[Excerpt provided]
"""

Morphisms of Sheaves

We’ve got sheaves now, so naturally we move on to morphisms between them. We begin by fixing X a topological space and take \mathscr{F},\mathscr{G} to be two presheaves on X. A morphism of presheaves is an abelian group homomorphism \phi(U):\mathscr{F}(U)\to\mathscr{G}(U) for each U\subset X open, that satisfies an extra condition.

This extra condition is that, whenever V\subseteq U are open sets, \begin{array}{ccc}\mathscr{F}(U)&\stackrel{\phi(U)}{\to}&\mathscr{G}\\\downarrow \rho_{UV}&&\downarrow\rho'_{UV}\\\mathscr{F}(V)&\stackrel{\phi(V)}{\to}&\mathscr{G}(V)\end{array} commutes. What I mean when I say that it commutes is that \rho'_{UV}\circ\phi(U)=\phi(V)\circ\rho_{UV}, and this can be visualized by saying that whatever path you take from \mathscr{F}(U) to \mathscr{G}(V), you get the same map. A morphism of sheaves is then just a morphism of presheaves.

Now, recall that stalks were made up of equivalence classes of pairs (U,s) with s\in\mathscr{F}(U). A morphism \phi:\mathscr{F}\to\mathscr{G} of presheaves induces a map on the stalks by \phi(U,s)=(U,\phi(U)(s)).

A nice fact is that a morphism of sheaves \phi:\mathscr{F}\to\mathscr{G} is an isomorphism (ie, has a two-sided inverse) if and only if the induced maps on the stalks are all isomorphisms. This is NOT true for presheaves, though, and it really points out that a sheaf collects local data, and we can understand it by looking near individual points.

"""

[Your instructions] Retype the stretch of the post on morphisms of sheaves above from "Morphisms of Sheaves" through "an extra condition.".

(Some material)
"""

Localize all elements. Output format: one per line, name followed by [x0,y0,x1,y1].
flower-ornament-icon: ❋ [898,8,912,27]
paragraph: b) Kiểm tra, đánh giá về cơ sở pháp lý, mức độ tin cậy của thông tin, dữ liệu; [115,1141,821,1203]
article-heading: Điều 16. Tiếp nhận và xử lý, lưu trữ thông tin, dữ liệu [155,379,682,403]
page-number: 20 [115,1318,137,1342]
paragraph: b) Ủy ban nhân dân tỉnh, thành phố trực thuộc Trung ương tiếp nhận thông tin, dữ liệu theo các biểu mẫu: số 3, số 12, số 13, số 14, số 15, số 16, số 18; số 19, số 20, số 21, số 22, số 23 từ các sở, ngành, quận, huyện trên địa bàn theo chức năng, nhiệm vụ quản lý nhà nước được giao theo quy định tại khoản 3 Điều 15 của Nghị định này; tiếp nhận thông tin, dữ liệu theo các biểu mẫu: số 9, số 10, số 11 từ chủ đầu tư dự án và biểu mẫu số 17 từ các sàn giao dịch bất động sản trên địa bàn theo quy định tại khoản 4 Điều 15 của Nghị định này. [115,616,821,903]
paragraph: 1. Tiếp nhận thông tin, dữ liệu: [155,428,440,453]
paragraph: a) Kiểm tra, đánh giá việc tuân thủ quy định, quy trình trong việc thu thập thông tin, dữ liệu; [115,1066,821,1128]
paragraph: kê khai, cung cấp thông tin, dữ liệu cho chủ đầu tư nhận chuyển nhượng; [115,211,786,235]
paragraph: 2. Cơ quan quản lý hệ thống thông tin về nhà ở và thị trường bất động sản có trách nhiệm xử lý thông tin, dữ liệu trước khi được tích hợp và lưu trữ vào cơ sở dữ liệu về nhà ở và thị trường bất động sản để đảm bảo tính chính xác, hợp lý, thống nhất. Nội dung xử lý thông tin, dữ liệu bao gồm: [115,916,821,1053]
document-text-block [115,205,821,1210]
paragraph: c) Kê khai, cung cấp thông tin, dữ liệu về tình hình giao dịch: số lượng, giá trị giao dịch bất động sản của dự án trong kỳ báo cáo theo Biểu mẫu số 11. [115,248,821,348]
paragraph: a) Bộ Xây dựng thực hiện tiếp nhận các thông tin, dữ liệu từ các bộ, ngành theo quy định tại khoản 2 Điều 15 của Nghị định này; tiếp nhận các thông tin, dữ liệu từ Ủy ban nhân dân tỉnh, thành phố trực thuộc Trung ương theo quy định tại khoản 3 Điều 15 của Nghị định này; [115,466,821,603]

"""
"""

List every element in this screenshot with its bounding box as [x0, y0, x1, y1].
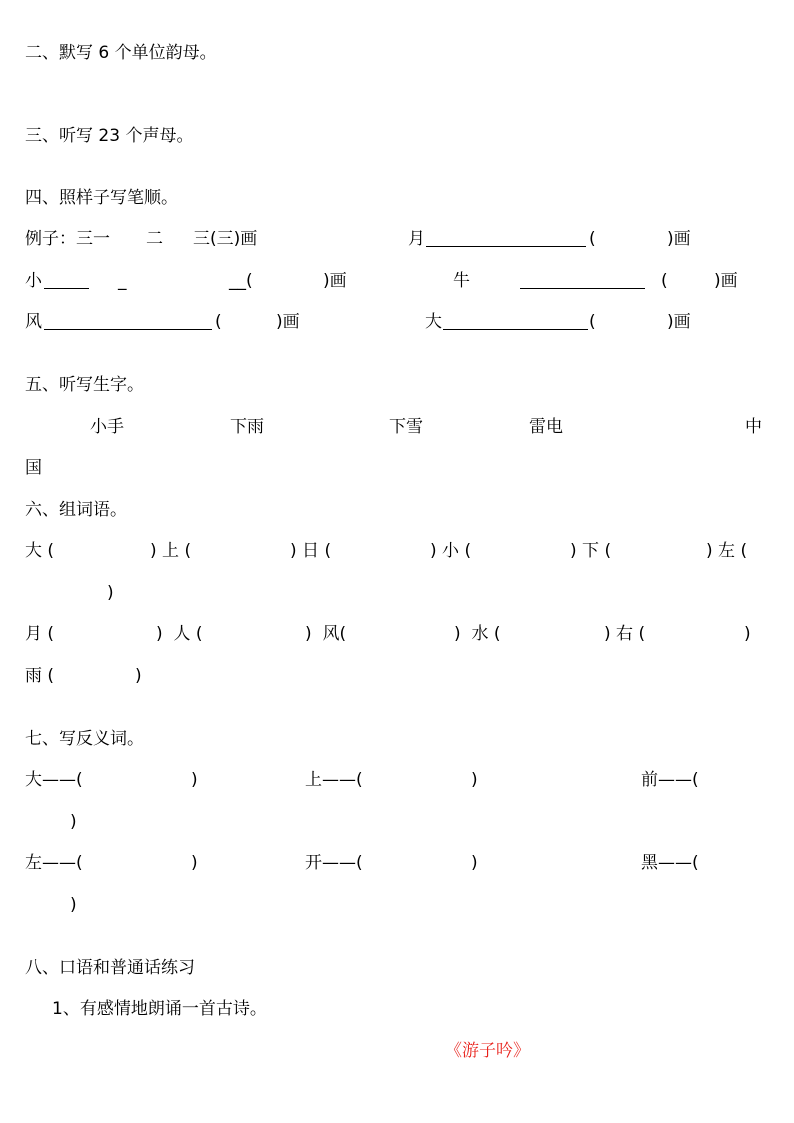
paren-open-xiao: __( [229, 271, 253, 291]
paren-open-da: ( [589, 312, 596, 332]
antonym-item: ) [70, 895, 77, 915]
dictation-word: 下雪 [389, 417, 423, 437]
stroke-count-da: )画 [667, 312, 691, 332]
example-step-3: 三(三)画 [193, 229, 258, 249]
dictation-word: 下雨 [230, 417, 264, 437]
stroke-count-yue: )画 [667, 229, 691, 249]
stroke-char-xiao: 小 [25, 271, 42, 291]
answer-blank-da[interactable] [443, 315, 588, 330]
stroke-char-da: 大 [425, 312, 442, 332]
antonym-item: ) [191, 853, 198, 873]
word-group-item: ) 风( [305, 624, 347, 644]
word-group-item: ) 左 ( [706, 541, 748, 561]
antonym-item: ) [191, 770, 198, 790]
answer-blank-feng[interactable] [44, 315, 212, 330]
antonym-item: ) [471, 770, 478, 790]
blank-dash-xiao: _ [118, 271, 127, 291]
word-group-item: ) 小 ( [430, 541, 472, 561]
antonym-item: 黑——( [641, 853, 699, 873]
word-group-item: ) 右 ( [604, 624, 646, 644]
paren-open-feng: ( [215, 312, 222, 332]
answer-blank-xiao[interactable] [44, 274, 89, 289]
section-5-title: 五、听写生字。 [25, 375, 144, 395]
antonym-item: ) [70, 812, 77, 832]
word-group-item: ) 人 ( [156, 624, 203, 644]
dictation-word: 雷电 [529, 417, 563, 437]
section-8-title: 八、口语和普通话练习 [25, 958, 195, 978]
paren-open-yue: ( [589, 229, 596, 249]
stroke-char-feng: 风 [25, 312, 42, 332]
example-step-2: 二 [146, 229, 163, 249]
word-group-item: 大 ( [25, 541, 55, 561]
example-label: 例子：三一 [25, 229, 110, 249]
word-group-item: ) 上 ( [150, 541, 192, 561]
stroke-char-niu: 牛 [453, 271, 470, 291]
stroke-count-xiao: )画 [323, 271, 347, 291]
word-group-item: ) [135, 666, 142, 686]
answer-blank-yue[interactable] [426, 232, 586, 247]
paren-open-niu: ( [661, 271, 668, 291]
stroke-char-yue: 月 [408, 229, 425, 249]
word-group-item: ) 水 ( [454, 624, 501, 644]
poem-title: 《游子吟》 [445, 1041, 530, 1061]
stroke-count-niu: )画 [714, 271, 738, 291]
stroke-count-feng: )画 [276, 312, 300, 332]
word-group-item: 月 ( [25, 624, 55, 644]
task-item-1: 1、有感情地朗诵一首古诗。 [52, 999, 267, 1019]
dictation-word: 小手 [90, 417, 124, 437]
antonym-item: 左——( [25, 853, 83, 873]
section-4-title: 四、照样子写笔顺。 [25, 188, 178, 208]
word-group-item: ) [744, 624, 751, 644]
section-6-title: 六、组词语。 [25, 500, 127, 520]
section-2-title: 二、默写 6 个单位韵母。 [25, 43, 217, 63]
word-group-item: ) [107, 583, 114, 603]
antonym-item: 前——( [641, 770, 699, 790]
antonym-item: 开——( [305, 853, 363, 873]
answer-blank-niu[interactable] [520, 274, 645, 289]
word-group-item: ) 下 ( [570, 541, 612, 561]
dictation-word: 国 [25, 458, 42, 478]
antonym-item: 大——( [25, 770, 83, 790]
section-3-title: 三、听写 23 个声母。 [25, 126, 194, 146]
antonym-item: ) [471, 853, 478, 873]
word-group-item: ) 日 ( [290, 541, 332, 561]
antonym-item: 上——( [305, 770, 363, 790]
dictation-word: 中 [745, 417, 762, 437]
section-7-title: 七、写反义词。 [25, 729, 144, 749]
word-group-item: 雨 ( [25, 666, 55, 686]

"""

[Task result]
Morphisms of Sheaves

We’ve got sheaves now, so naturally we move on to morphisms between them. We begin by fixing X a topological space and take \mathscr{F},\mathscr{G} to be two presheaves on X. A morphism of presheaves is an abelian group homomorphism \phi(U):\mathscr{F}(U)\to\mathscr{G}(U) for each U\subset X open, that satisfies an extra condition.